→ Excerpt to read:
Kwench Yoga Challenge Vajrasana 1 is a 20 min follow along for beginners which will increase Sexual Control and overall stability of the mind.  

Vairagya or the emotional distance acquired over the Lust leads to Brahmacharya, a two-part Sanskrit word where ‘Brahman’ is Omnipresent Supreme Consciousness and ‘Char’ is the movement towards it.  

Brahmacharya, one the Yama’s of Ashtanga leads to preservation of Sexual Energy which sublimates into Veerya, energy of the highest order which furthers Spiritual progress on the path of Yoga. 

Vajra 

The Vajra or thunderbolt is the weapon of Lord Indra, the King of the Gods. In Sanskrit the term 'Vajra' relates to firm, determined & decisive Awareness.  The earliest mention of the vajra is in the Rigveda, part of the four Vedas. And according to the Puranas, the ‘Vajra’ is considered as one of the most powerful weapons in the universe. 
 
The use of the vajra as a symbolic and ritual tool spread from the Hindu religion to other Dharmic traditions of Buddhism and Jainism, first in India and then in other parts of Asia. 

Vajra in Yoga

In yogic context, Vajra refers to Vajra Nadi (Energy Channel), which governs the uro-genital system and is responsible for sexual behaviour. Asanas in this series help in control of the Vajra Nadi which sublimates sensual energy and channelise it towards activating higher brain centres.

The Vajra Nadi is major nadi situated within the Sushumna Nadi, the most important Nadi from the Yogic point of view. It begins at the base of the Spine where the Muladhara (Root Chakra) is situated.

All Yogic Practices are aimed to awaken the Energy situated in the Muladhara Chakra which travels upwards towards the higher Chakras as the practice deepens.

The asanas in Vajrasana series are also effective in the maintenance of digestive system and boost metabolism. They provide strength to muscles of abdomen, back & legs.

Vajra as a Metaphor

The use of Vajra, appears in Puranas where Lord Indra, a metaphor for the Mind, was driven crazy by a demon called Vritra – a metaphor for a negative Vritti – an unpious, aggressive  thought.   

The demon had a boon that he could be killed by any weapon made of metal or wood. In the battle with this demon, Lord Indra – the Mind approaches the triad of Consciousness - Brahma, Vishnu & Shiva who reveal that only a weapon made from the bones of Sage Dadichi could defeat this demon.  

Sage Dadichi – who is a metaphor for the body, gives up his life through practicing  the art of Yoga. With his bones, the weapon of Vajra – a metaphor for firm, determined and decisive Awareness is created by Mind which slays the demonic disturbing thought and reclaims its place as King of devaloka, the abode of the Divine.

Vajra - Symbolic use

Param Vir Chakra, India's highest war time military decoration has a motif of Vajra, the weapon of Indra created by the bones donated by sage Dadhichi, as a tribute to the Supreme sacrifice offered to Mother India.

→ Required actions:
(1) Reproduce the stretch of the passage on Vajra from "Vajra as a Metaphor" through "Vritti – an unpious, aggressive  thought.", word for word.
(2) Using the passage on Vajra, answer these:
(a) In which text is the earliest mention of the vajra found?
(b) Where does the Vajra Nadi begin?
(c) Which military decoration has a motif of Vajra?

→ Dataset content:
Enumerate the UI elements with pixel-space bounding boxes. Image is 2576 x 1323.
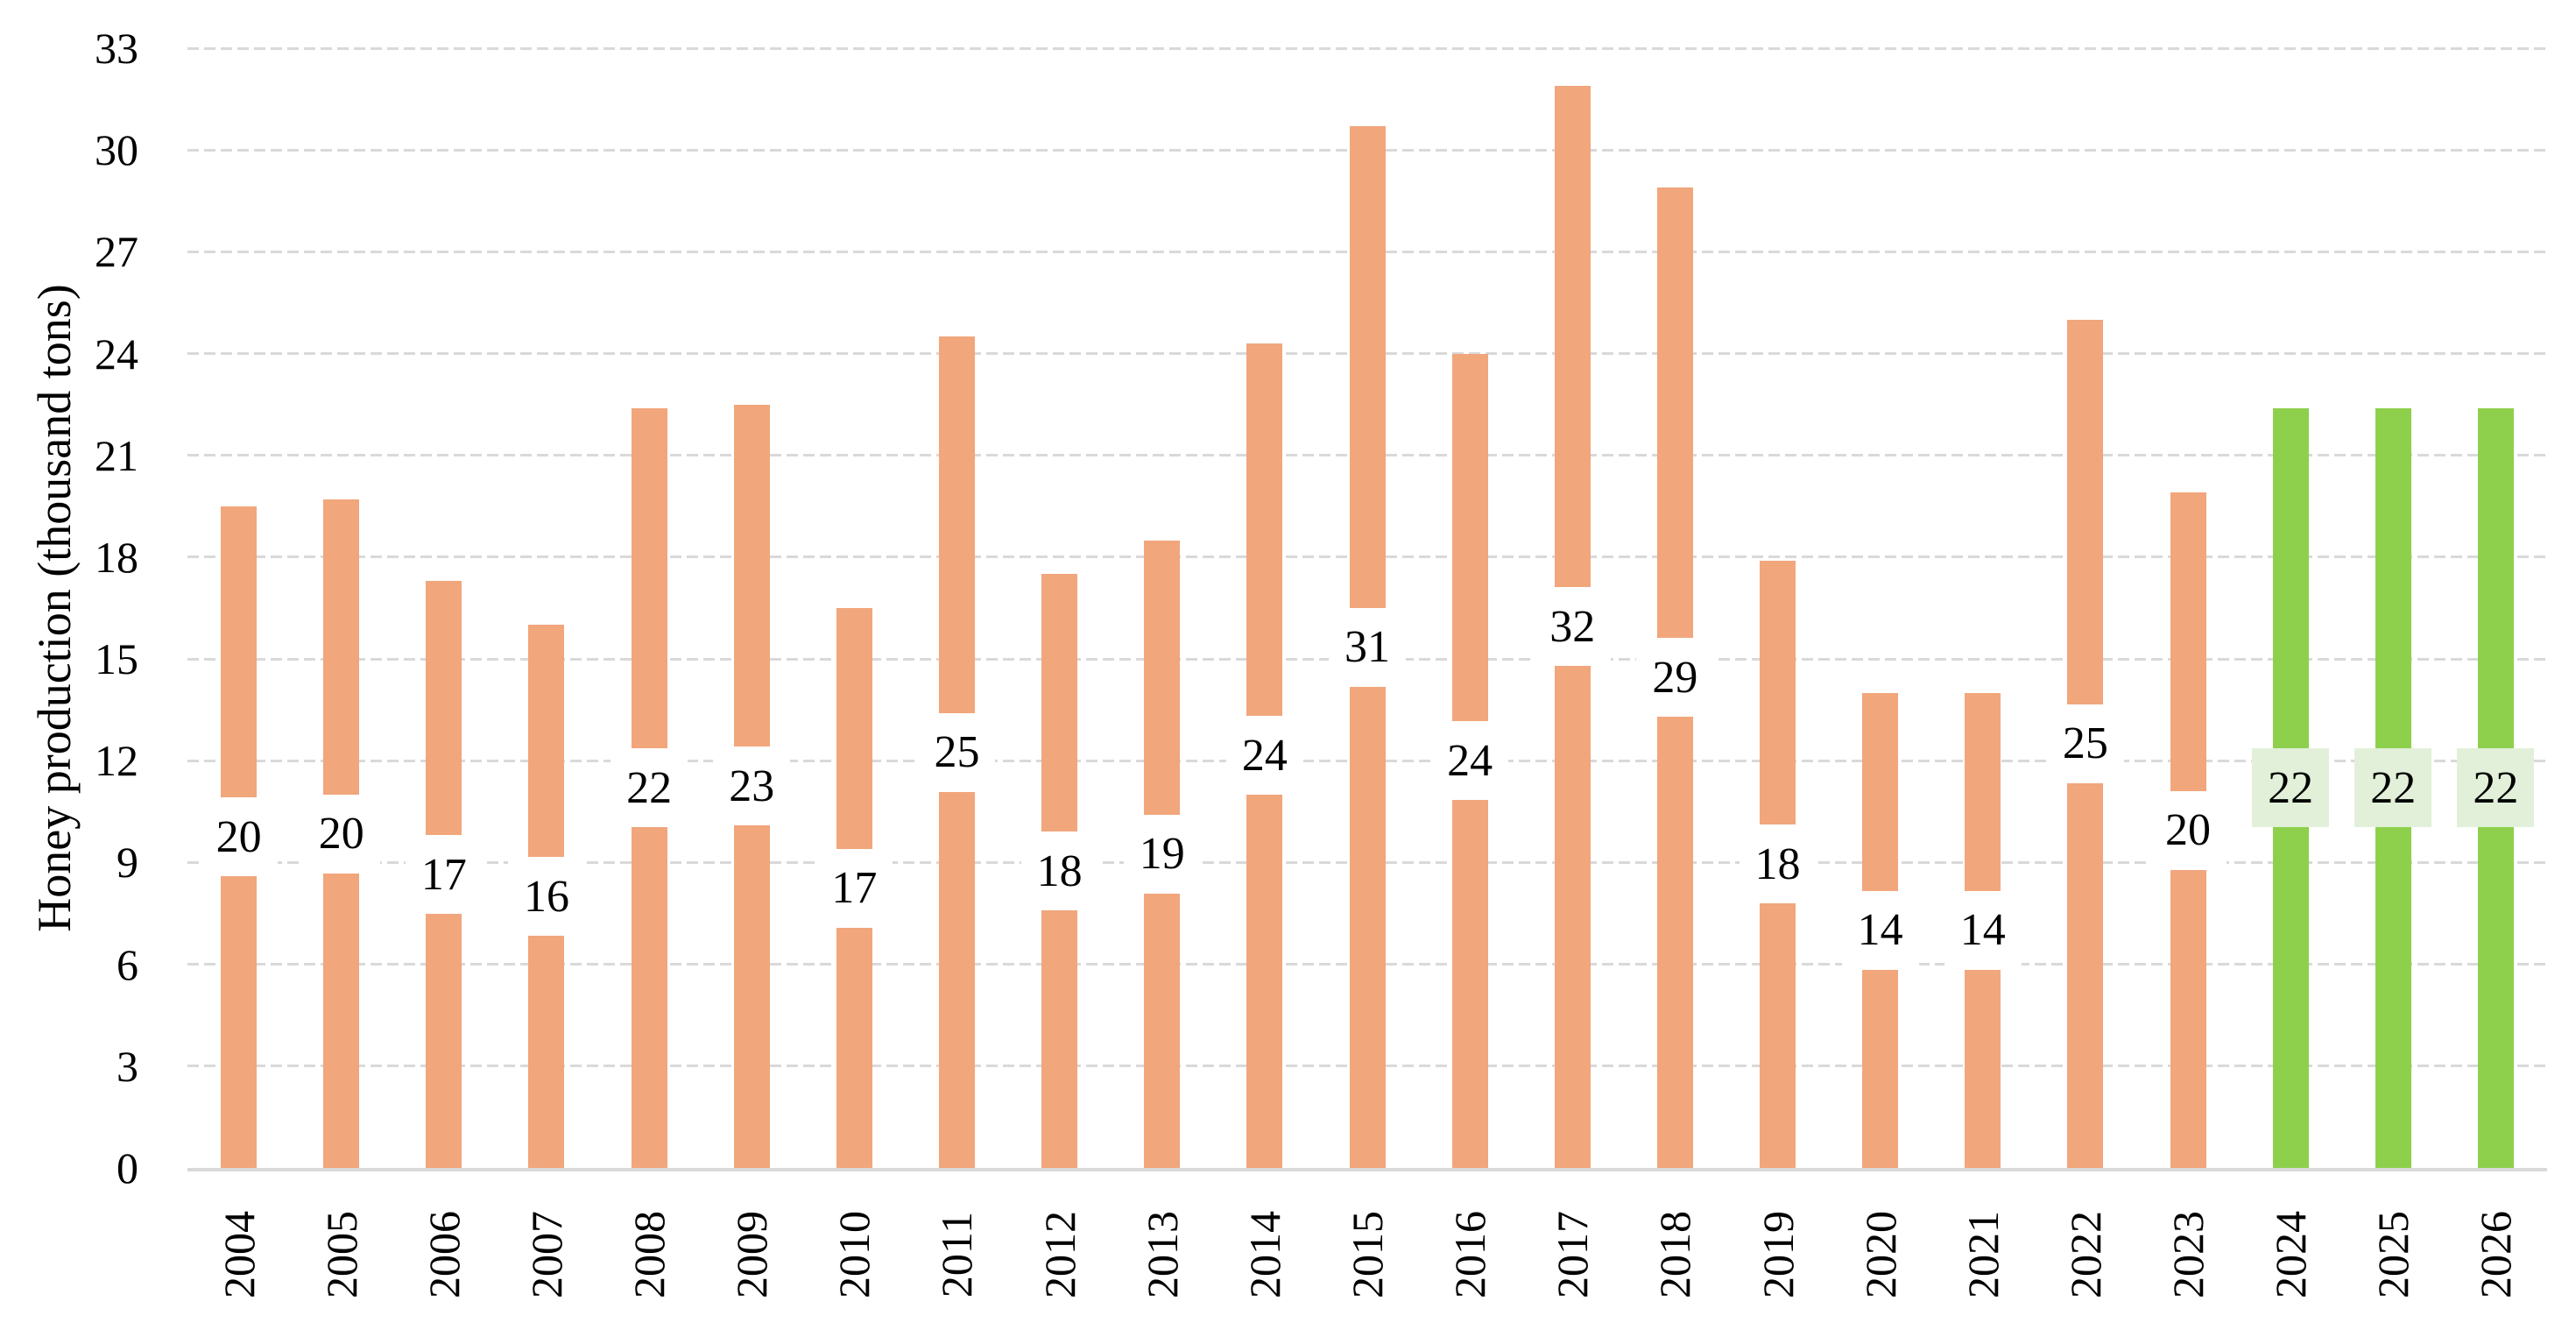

→ Answers to the problems:
(1)
Vajra as a Metaphor

The use of Vajra, appears in Puranas where Lord Indra, a metaphor for the Mind, was driven crazy by a demon called Vritra – a metaphor for a negative Vritti – an unpious, aggressive  thought.

(2)
(a) The Rigveda.
(b) At the base of the spine, where the Muladhara (Root Chakra) is situated.
(c) The Param Vir Chakra, India's highest wartime military decoration.